- [Task requirements]:
Retype every line of the listing below without any changes.

### Data listing ###

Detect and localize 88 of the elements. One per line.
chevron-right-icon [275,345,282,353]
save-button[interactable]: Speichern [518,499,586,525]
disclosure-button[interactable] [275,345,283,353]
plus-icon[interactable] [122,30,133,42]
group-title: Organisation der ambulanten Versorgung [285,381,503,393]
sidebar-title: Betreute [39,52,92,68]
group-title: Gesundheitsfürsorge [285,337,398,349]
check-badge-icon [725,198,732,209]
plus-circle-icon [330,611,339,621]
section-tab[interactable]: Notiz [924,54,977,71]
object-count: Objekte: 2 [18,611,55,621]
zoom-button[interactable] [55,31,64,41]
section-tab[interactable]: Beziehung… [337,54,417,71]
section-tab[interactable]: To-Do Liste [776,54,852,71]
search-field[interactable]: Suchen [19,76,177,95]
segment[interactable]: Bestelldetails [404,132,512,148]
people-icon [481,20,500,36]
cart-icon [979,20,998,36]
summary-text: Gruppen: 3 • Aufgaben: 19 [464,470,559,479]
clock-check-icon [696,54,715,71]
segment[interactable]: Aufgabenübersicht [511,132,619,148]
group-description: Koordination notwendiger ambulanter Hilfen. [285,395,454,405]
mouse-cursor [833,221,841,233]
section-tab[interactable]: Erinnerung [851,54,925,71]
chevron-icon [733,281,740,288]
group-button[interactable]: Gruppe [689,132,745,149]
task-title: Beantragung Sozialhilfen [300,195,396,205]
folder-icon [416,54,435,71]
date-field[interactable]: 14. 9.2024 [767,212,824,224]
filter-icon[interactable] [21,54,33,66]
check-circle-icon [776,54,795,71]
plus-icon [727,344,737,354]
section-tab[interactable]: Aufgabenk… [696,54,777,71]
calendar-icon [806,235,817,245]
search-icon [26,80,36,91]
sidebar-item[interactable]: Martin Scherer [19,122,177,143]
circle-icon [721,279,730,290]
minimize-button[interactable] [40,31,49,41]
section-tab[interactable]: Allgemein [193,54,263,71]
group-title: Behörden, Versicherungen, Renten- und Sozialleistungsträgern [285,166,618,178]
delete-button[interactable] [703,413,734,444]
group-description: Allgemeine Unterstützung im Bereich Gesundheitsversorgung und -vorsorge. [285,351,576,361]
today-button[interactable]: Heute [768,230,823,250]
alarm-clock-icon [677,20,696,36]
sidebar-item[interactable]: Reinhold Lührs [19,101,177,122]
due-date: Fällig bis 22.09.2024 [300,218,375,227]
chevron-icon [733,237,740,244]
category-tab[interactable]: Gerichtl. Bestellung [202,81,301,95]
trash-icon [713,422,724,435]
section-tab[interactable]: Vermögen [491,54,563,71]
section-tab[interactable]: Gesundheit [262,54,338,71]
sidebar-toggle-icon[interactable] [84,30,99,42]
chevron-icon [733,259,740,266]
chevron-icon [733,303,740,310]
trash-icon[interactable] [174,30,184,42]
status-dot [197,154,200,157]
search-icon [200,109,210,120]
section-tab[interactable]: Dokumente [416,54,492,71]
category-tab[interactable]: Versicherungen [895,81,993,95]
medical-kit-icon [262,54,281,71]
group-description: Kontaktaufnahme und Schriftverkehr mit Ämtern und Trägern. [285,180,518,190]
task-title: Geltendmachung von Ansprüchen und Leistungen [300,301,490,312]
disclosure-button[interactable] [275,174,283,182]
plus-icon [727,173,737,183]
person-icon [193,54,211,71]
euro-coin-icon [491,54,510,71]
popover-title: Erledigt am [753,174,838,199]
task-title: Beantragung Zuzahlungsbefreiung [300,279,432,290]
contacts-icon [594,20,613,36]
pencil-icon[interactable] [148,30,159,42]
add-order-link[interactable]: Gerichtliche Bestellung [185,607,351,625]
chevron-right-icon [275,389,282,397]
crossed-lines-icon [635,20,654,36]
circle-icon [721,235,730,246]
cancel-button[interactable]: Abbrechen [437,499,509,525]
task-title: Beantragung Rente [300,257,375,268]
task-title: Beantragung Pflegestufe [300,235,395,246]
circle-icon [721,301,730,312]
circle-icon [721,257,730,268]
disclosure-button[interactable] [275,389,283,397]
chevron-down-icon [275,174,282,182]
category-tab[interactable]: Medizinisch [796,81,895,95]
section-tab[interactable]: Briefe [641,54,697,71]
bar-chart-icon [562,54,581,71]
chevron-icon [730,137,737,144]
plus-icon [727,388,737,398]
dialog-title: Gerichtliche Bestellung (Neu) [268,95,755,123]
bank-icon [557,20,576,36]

###

- [Final result]:
Detect and localize 88 of the elements. One per line.
chevron-right-icon [275,345,282,353]
save-button[interactable]: Speichern [518,499,586,525]
disclosure-button[interactable] [275,345,283,353]
plus-icon[interactable] [122,30,133,42]
group-title: Organisation der ambulanten Versorgung [285,381,503,393]
sidebar-title: Betreute [39,52,92,68]
group-title: Gesundheitsfürsorge [285,337,398,349]
check-badge-icon [725,198,732,209]
plus-circle-icon [330,611,339,621]
section-tab[interactable]: Notiz [924,54,977,71]
object-count: Objekte: 2 [18,611,55,621]
zoom-button[interactable] [55,31,64,41]
section-tab[interactable]: Beziehung… [337,54,417,71]
section-tab[interactable]: To-Do Liste [776,54,852,71]
search-field[interactable]: Suchen [19,76,177,95]
segment[interactable]: Bestelldetails [404,132,512,148]
people-icon [481,20,500,36]
cart-icon [979,20,998,36]
summary-text: Gruppen: 3 • Aufgaben: 19 [464,470,559,479]
clock-check-icon [696,54,715,71]
segment[interactable]: Aufgabenübersicht [511,132,619,148]
group-description: Koordination notwendiger ambulanter Hilfen. [285,395,454,405]
mouse-cursor [833,221,841,233]
section-tab[interactable]: Erinnerung [851,54,925,71]
chevron-icon [733,281,740,288]
group-button[interactable]: Gruppe [689,132,745,149]
task-title: Beantragung Sozialhilfen [300,195,396,205]
folder-icon [416,54,435,71]
date-field[interactable]: 14. 9.2024 [767,212,824,224]
filter-icon[interactable] [21,54,33,66]
check-circle-icon [776,54,795,71]
plus-icon [727,344,737,354]
section-tab[interactable]: Aufgabenk… [696,54,777,71]
calendar-icon [806,235,817,245]
search-icon [26,80,36,91]
sidebar-item[interactable]: Martin Scherer [19,122,177,143]
circle-icon [721,279,730,290]
minimize-button[interactable] [40,31,49,41]
section-tab[interactable]: Allgemein [193,54,263,71]
group-title: Behörden, Versicherungen, Renten- und Sozialleistungsträgern [285,166,618,178]
delete-button[interactable] [703,413,734,444]
group-description: Allgemeine Unterstützung im Bereich Gesundheitsversorgung und -vorsorge. [285,351,576,361]
today-button[interactable]: Heute [768,230,823,250]
alarm-clock-icon [677,20,696,36]
sidebar-item[interactable]: Reinhold Lührs [19,101,177,122]
due-date: Fällig bis 22.09.2024 [300,218,375,227]
chevron-icon [733,237,740,244]
category-tab[interactable]: Gerichtl. Bestellung [202,81,301,95]
trash-icon [713,422,724,435]
section-tab[interactable]: Vermögen [491,54,563,71]
section-tab[interactable]: Gesundheit [262,54,338,71]
sidebar-toggle-icon[interactable] [84,30,99,42]
chevron-icon [733,259,740,266]
chevron-icon [733,303,740,310]
trash-icon[interactable] [174,30,184,42]
status-dot [197,154,200,157]
search-icon [200,109,210,120]
section-tab[interactable]: Dokumente [416,54,492,71]
category-tab[interactable]: Versicherungen [895,81,993,95]
medical-kit-icon [262,54,281,71]
group-description: Kontaktaufnahme und Schriftverkehr mit Ämtern und Trägern. [285,180,518,190]
task-title: Geltendmachung von Ansprüchen und Leistungen [300,301,490,312]
disclosure-button[interactable] [275,174,283,182]
plus-icon [727,173,737,183]
person-icon [193,54,211,71]
euro-coin-icon [491,54,510,71]
popover-title: Erledigt am [753,174,838,199]
task-title: Beantragung Zuzahlungsbefreiung [300,279,432,290]
contacts-icon [594,20,613,36]
pencil-icon[interactable] [148,30,159,42]
add-order-link[interactable]: Gerichtliche Bestellung [185,607,351,625]
chevron-right-icon [275,389,282,397]
crossed-lines-icon [635,20,654,36]
circle-icon [721,235,730,246]
cancel-button[interactable]: Abbrechen [437,499,509,525]
task-title: Beantragung Rente [300,257,375,268]
task-title: Beantragung Pflegestufe [300,235,395,246]
circle-icon [721,301,730,312]
circle-icon [721,257,730,268]
disclosure-button[interactable] [275,389,283,397]
chevron-down-icon [275,174,282,182]
category-tab[interactable]: Medizinisch [796,81,895,95]
section-tab[interactable]: Briefe [641,54,697,71]
bar-chart-icon [562,54,581,71]
chevron-icon [730,137,737,144]
plus-icon [727,388,737,398]
dialog-title: Gerichtliche Bestellung (Neu) [268,95,755,123]
bank-icon [557,20,576,36]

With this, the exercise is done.